*Aim*: Find "Read out every word on this page." in the records that follow; print that line and each subsequent line through the last one, verbatim and with nothing added.

[Some records]
— start —

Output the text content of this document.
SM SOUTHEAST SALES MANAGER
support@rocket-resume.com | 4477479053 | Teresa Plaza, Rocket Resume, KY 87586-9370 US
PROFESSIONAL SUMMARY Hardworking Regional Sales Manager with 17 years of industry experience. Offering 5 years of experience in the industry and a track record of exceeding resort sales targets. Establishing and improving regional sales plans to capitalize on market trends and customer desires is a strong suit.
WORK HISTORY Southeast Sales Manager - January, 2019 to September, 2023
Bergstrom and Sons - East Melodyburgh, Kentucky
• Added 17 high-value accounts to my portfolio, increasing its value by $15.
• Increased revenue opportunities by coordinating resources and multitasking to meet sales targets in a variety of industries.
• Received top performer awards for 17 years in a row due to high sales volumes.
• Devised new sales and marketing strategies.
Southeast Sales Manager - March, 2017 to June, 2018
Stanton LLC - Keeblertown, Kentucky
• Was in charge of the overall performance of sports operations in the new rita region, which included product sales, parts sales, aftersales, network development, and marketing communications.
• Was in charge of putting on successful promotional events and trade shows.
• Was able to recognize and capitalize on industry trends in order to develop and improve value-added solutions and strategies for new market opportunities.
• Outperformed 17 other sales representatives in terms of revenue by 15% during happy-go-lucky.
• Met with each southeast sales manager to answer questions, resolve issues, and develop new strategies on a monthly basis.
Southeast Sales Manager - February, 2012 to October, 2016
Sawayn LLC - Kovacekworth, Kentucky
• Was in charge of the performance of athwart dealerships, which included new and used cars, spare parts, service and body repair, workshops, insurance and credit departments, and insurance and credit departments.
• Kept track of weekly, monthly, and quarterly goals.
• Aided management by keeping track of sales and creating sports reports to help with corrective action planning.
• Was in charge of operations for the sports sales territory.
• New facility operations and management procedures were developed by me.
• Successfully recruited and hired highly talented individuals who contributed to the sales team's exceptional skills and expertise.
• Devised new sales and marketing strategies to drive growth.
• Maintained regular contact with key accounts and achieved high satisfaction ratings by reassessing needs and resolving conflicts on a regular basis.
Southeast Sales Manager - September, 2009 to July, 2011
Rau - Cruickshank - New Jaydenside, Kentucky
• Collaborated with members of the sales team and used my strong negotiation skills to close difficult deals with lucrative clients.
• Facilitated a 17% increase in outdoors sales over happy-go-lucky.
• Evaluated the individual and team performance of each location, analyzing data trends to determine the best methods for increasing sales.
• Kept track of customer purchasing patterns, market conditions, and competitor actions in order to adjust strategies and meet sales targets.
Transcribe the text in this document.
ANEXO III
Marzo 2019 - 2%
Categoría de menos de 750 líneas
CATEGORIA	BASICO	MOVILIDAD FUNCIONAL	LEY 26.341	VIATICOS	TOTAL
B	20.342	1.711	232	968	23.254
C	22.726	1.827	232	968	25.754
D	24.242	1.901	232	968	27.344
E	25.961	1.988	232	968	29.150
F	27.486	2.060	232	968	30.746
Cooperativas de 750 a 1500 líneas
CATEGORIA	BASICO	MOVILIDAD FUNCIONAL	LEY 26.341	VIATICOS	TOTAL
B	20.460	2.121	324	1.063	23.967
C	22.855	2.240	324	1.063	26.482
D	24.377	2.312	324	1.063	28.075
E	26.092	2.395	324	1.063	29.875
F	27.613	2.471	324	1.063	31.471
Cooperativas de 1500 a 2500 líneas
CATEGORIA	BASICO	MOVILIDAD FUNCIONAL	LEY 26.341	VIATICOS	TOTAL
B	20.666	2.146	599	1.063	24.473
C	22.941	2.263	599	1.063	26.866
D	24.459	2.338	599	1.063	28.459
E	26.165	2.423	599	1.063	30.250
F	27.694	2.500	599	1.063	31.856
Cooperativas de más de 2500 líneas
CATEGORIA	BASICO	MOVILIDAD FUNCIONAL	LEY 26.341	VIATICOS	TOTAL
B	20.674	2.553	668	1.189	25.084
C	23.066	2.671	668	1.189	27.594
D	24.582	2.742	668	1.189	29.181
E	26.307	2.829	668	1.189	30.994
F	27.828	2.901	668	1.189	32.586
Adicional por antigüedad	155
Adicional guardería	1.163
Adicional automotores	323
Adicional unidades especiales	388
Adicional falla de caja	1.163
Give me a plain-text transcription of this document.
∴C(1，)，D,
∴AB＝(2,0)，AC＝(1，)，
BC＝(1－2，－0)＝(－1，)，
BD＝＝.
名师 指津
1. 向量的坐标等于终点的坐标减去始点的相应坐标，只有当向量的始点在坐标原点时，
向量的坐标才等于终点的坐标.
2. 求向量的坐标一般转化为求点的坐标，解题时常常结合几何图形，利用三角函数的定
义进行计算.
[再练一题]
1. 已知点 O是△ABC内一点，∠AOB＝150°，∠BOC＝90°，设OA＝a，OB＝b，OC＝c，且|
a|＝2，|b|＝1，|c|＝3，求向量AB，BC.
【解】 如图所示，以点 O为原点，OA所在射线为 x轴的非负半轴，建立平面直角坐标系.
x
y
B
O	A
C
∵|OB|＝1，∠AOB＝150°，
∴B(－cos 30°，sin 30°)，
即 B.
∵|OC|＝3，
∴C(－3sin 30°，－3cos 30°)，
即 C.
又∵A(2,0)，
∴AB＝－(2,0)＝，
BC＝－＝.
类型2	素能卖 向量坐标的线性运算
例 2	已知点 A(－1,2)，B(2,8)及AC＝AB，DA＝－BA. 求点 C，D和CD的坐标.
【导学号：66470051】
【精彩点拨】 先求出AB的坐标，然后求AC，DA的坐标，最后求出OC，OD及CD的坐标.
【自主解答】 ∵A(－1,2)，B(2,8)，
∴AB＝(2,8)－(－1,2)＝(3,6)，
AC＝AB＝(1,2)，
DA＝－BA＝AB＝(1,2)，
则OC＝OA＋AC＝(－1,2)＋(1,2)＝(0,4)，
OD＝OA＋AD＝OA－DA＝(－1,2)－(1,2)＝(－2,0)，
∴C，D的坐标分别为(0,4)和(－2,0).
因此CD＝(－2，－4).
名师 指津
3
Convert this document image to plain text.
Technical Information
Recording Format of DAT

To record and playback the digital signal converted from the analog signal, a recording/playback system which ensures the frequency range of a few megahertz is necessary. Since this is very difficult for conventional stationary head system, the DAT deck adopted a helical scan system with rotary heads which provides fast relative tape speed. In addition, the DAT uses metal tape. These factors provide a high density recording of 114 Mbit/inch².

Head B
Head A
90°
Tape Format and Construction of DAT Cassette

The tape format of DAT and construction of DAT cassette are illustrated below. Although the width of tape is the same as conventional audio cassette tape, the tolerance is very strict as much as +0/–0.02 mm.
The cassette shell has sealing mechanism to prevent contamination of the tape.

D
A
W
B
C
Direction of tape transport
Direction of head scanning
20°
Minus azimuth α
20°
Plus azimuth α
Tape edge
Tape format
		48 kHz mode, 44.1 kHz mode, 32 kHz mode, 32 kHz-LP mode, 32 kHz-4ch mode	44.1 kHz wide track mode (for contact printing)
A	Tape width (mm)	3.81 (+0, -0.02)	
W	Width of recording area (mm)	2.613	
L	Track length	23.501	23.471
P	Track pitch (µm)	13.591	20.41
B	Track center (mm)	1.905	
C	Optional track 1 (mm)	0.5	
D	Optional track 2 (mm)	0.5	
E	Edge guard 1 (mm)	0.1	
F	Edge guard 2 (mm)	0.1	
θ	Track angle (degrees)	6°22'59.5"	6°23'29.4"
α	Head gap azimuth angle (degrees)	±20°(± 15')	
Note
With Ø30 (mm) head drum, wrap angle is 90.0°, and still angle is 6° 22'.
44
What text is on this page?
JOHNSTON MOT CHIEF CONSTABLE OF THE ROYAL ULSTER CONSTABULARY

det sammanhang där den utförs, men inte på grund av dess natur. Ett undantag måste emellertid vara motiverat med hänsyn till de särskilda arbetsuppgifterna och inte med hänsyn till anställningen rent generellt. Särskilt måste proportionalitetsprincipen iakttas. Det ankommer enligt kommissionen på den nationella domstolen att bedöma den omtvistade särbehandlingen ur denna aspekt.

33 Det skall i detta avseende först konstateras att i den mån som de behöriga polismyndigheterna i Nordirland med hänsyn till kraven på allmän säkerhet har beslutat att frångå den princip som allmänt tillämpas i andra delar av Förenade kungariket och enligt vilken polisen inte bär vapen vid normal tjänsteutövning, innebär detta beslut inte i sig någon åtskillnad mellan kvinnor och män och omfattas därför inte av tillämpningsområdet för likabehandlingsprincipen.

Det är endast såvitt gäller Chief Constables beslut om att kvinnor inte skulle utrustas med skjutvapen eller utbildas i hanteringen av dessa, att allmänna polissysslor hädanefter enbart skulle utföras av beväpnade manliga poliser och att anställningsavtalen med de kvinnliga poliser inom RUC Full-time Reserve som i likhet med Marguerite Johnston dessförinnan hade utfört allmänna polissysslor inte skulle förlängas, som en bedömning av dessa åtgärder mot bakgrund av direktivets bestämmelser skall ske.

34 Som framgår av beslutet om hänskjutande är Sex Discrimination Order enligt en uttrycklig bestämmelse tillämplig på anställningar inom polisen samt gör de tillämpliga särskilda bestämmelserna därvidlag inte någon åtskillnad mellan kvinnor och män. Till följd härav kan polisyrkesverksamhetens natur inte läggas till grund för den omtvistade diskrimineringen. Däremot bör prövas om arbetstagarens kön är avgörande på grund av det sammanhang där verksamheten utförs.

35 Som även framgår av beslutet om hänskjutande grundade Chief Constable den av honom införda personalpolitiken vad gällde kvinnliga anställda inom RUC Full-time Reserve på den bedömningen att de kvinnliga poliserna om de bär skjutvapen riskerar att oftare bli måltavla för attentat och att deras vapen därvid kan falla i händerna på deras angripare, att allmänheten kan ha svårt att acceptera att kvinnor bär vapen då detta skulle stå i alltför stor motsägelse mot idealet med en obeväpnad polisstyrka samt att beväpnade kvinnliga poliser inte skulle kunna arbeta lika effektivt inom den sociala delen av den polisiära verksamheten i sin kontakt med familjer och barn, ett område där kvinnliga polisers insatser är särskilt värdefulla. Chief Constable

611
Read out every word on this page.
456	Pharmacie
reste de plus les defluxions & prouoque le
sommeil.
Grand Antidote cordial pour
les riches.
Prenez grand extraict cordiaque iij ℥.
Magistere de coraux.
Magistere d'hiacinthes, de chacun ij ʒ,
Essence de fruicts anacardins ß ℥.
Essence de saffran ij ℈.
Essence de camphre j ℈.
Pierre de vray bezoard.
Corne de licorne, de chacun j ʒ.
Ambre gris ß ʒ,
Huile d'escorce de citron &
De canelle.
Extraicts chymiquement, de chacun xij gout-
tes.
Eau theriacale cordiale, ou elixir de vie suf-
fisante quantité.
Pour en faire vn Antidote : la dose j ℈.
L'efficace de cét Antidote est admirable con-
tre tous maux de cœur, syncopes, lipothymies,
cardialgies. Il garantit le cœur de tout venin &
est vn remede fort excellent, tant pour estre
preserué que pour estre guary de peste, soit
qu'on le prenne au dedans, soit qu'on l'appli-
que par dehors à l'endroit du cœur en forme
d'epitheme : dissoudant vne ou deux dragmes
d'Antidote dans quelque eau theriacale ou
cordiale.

— end —

*Solution below*:
Read out every word on this page.
456	Pharmacie
reste de plus les defluxions & prouoque le
sommeil.
Grand Antidote cordial pour
les riches.
Prenez grand extraict cordiaque iij ℥.
Magistere de coraux.
Magistere d'hiacinthes, de chacun ij ʒ,
Essence de fruicts anacardins ß ℥.
Essence de saffran ij ℈.
Essence de camphre j ℈.
Pierre de vray bezoard.
Corne de licorne, de chacun j ʒ.
Ambre gris ß ʒ,
Huile d'escorce de citron &
De canelle.
Extraicts chymiquement, de chacun xij gout-
tes.
Eau theriacale cordiale, ou elixir de vie suf-
fisante quantité.
Pour en faire vn Antidote : la dose j ℈.
L'efficace de cét Antidote est admirable con-
tre tous maux de cœur, syncopes, lipothymies,
cardialgies. Il garantit le cœur de tout venin &
est vn remede fort excellent, tant pour estre
preserué que pour estre guary de peste, soit
qu'on le prenne au dedans, soit qu'on l'appli-
que par dehors à l'endroit du cœur en forme
d'epitheme : dissoudant vne ou deux dragmes
d'Antidote dans quelque eau theriacale ou
cordiale.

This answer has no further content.